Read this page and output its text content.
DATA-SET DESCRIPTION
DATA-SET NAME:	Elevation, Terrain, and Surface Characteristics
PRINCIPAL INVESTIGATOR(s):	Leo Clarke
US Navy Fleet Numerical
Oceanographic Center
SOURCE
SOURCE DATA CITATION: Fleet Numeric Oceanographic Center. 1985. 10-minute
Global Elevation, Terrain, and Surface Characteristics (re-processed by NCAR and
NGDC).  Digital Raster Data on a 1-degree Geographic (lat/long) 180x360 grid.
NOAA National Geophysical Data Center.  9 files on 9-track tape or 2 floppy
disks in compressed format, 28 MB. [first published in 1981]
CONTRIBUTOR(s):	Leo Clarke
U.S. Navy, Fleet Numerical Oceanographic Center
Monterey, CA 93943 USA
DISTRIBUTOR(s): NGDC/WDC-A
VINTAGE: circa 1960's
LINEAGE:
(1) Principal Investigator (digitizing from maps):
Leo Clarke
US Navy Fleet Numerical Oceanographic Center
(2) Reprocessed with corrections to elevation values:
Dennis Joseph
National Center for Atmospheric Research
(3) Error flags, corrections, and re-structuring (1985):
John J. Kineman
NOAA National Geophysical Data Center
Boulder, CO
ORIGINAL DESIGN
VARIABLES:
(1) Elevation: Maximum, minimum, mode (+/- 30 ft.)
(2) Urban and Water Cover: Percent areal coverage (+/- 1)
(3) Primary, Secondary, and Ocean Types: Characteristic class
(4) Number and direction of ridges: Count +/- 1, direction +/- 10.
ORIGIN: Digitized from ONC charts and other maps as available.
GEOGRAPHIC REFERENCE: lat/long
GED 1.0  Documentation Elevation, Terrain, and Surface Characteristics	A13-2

---

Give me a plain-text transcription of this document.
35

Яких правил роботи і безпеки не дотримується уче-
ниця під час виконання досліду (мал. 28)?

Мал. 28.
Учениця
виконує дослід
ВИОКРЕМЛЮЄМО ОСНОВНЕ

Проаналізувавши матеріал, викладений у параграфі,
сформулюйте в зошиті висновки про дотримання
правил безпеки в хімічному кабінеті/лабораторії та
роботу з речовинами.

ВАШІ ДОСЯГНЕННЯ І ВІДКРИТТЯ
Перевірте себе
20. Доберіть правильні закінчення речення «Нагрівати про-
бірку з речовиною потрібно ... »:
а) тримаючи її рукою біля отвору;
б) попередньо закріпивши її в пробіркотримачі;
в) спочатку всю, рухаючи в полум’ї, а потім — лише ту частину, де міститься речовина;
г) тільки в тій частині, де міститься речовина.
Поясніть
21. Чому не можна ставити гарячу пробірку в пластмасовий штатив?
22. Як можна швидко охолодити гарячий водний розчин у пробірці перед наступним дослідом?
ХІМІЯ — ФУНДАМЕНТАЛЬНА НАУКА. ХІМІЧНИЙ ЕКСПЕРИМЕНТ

> _What you need to do_
Gather each line in the data that holds the string "SOURCE".

> _Answer to the task_
SOURCE
SOURCE DATA CITATION: Fleet Numeric Oceanographic Center. 1985. 10-minute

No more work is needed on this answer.